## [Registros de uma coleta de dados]
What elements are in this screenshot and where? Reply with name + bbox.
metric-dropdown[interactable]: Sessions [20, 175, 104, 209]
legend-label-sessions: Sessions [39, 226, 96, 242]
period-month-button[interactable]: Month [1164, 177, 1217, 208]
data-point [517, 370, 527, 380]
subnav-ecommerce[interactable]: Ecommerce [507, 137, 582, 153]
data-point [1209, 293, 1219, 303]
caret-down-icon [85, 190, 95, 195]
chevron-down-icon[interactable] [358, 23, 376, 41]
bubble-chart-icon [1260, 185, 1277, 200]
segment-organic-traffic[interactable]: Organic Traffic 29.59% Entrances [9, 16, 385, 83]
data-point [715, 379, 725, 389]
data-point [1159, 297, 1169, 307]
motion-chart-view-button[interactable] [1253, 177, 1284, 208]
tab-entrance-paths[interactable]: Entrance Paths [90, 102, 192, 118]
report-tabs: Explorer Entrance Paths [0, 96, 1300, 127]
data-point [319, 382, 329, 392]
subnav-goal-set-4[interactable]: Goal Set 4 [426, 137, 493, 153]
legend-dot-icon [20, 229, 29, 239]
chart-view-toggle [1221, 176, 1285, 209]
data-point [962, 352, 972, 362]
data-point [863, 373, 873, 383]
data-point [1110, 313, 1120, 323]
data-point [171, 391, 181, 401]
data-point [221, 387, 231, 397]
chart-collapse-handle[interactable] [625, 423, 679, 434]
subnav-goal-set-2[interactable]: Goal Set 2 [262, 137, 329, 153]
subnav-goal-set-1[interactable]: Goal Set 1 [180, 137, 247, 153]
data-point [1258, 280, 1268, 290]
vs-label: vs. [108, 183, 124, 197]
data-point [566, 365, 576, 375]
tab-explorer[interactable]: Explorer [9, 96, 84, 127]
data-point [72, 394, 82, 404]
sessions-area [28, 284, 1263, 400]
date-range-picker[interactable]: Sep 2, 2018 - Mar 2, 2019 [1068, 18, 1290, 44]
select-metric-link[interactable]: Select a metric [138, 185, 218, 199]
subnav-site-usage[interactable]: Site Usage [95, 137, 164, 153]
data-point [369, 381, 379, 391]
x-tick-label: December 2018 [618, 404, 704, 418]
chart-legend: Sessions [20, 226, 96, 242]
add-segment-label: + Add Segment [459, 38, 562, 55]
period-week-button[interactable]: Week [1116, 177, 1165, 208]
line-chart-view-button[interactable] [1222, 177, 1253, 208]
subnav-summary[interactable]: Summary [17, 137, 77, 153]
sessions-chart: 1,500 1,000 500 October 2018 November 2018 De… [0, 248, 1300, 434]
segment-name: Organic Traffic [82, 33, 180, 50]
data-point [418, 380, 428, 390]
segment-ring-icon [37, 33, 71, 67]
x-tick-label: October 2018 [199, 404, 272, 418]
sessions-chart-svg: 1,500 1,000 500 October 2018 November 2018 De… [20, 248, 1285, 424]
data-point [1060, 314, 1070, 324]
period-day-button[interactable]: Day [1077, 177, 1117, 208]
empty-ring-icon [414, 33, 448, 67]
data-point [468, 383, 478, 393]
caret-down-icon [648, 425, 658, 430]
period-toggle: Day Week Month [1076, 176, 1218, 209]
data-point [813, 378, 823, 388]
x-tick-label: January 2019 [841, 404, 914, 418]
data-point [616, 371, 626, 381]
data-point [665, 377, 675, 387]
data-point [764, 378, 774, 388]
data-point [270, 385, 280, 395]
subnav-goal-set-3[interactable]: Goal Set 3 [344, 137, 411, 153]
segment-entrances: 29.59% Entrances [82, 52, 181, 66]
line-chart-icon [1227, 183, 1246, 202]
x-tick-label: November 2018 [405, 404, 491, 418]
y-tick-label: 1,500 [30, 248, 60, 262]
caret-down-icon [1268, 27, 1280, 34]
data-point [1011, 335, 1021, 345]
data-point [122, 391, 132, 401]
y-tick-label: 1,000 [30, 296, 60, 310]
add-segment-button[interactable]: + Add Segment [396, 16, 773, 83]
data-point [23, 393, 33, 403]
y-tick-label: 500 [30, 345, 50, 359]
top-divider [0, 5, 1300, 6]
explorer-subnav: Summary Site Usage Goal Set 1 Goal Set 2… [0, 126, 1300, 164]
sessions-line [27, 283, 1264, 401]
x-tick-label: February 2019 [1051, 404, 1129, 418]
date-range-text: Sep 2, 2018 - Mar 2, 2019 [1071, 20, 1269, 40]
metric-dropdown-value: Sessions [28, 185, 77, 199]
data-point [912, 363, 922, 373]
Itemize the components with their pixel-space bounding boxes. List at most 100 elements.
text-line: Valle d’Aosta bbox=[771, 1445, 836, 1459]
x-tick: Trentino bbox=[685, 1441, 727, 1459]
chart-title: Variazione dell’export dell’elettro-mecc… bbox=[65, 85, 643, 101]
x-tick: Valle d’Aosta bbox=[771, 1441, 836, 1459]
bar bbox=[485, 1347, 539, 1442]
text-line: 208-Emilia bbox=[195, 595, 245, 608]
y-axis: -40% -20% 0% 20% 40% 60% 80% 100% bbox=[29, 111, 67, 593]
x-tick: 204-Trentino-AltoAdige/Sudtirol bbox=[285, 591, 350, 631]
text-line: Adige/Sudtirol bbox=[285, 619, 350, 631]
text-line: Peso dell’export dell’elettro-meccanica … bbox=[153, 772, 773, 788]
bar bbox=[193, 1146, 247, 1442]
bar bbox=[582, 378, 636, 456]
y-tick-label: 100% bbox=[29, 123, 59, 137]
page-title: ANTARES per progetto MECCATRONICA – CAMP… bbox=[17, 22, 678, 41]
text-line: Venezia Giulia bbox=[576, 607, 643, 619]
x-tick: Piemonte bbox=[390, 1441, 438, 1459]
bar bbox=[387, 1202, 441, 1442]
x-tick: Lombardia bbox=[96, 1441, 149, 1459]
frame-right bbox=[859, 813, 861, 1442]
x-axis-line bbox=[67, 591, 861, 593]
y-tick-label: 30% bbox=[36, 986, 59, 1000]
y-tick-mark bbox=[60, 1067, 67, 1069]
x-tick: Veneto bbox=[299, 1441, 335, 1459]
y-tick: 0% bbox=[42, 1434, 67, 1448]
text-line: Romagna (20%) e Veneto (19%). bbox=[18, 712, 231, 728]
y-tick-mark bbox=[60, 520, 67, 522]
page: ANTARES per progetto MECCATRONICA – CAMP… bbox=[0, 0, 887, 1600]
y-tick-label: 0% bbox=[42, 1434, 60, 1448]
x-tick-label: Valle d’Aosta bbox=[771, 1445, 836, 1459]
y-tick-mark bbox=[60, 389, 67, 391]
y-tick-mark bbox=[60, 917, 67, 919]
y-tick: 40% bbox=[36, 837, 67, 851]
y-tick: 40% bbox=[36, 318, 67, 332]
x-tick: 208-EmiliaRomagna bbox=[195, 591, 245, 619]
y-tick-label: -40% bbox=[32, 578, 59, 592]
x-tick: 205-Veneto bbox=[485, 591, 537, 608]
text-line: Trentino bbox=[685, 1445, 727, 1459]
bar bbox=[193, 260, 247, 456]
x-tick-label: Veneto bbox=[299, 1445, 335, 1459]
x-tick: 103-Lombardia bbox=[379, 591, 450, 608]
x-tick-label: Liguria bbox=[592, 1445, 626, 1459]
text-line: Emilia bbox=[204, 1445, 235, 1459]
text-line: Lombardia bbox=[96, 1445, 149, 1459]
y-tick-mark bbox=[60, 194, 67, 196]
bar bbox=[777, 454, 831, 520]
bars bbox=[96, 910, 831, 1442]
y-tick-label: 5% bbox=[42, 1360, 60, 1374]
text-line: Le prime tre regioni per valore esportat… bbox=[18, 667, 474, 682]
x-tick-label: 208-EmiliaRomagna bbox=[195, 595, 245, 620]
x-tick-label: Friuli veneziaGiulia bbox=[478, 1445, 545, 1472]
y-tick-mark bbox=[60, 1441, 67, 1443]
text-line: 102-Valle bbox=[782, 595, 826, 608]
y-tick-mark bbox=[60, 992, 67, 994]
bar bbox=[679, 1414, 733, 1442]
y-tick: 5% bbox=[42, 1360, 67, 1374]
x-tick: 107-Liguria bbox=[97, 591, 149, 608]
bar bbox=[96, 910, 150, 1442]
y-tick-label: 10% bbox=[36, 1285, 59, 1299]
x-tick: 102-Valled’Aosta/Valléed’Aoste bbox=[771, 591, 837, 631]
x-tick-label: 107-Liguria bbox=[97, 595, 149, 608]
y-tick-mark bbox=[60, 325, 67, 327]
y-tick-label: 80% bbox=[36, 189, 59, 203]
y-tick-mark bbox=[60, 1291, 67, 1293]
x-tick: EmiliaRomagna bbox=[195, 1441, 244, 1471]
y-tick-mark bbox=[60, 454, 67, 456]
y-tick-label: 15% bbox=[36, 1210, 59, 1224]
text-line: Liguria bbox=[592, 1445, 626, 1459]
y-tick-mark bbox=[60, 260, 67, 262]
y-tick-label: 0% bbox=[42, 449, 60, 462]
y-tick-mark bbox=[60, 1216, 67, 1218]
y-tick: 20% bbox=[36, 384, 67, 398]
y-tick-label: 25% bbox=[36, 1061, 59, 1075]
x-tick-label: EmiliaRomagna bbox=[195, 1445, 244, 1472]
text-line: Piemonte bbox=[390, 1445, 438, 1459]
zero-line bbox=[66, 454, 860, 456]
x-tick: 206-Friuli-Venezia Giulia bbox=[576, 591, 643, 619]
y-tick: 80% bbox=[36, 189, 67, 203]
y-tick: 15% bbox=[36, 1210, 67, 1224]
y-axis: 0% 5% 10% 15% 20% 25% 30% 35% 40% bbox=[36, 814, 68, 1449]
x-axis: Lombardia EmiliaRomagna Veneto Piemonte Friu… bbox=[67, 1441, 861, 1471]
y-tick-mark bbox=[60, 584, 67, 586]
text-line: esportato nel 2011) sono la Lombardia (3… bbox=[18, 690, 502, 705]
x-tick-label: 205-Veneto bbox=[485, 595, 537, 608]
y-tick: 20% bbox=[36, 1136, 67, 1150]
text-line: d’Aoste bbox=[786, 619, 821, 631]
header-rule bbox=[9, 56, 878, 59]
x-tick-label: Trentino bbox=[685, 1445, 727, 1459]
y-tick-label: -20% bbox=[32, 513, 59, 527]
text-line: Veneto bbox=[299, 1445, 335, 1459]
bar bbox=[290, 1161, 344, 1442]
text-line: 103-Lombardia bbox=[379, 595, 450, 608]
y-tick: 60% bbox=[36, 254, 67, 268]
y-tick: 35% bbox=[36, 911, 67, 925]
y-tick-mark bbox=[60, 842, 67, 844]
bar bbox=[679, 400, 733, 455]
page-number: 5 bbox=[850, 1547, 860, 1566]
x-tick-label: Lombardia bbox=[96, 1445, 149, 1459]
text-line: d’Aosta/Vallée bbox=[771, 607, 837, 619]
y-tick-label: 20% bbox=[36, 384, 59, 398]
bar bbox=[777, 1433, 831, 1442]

## [Objetivo do exercício]
Transcreva sem nenhuma alteração as linhas desde a primeira até a que contém "segment-organic-traffic[interactable]: Organic Traffic", incluindo esta última.

## [Resolução do exercício]
What elements are in this screenshot and where? Reply with name + bbox.
metric-dropdown[interactable]: Sessions [20, 175, 104, 209]
legend-label-sessions: Sessions [39, 226, 96, 242]
period-month-button[interactable]: Month [1164, 177, 1217, 208]
data-point [517, 370, 527, 380]
subnav-ecommerce[interactable]: Ecommerce [507, 137, 582, 153]
data-point [1209, 293, 1219, 303]
caret-down-icon [85, 190, 95, 195]
chevron-down-icon[interactable] [358, 23, 376, 41]
bubble-chart-icon [1260, 185, 1277, 200]
segment-organic-traffic[interactable]: Organic Traffic 29.59% Entrances [9, 16, 385, 83]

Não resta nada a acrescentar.